## TO BE DONE
Print out each entry below exactly, please.

======== PROVIDED DATA ========

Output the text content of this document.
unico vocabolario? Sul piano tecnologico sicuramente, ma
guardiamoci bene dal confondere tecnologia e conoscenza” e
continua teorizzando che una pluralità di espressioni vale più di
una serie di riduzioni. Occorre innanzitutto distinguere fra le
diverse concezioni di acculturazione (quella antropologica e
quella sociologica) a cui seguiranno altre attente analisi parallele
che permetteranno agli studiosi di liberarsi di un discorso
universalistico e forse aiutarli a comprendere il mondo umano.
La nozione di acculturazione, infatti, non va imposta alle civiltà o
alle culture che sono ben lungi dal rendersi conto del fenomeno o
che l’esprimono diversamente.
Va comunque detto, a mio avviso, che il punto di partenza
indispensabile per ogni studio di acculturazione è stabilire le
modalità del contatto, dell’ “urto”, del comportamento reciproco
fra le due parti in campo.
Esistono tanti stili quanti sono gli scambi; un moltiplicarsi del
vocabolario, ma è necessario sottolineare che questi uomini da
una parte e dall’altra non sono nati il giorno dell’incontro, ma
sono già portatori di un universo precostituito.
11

========

## ANSWER TO THE TASK
Output the text content of this document.
unico vocabolario? Sul piano tecnologico sicuramente, ma
guardiamoci bene dal confondere tecnologia e conoscenza” e
continua teorizzando che una pluralità di espressioni vale più di
una serie di riduzioni. Occorre innanzitutto distinguere fra le
diverse concezioni di acculturazione (quella antropologica e
quella sociologica) a cui seguiranno altre attente analisi parallele
che permetteranno agli studiosi di liberarsi di un discorso
universalistico e forse aiutarli a comprendere il mondo umano.
La nozione di acculturazione, infatti, non va imposta alle civiltà o
alle culture che sono ben lungi dal rendersi conto del fenomeno o
che l’esprimono diversamente.
Va comunque detto, a mio avviso, che il punto di partenza
indispensabile per ogni studio di acculturazione è stabilire le
modalità del contatto, dell’ “urto”, del comportamento reciproco
fra le due parti in campo.
Esistono tanti stili quanti sono gli scambi; un moltiplicarsi del
vocabolario, ma è necessario sottolineare che questi uomini da
una parte e dall’altra non sono nati il giorno dell’incontro, ma
sono già portatori di un universo precostituito.
11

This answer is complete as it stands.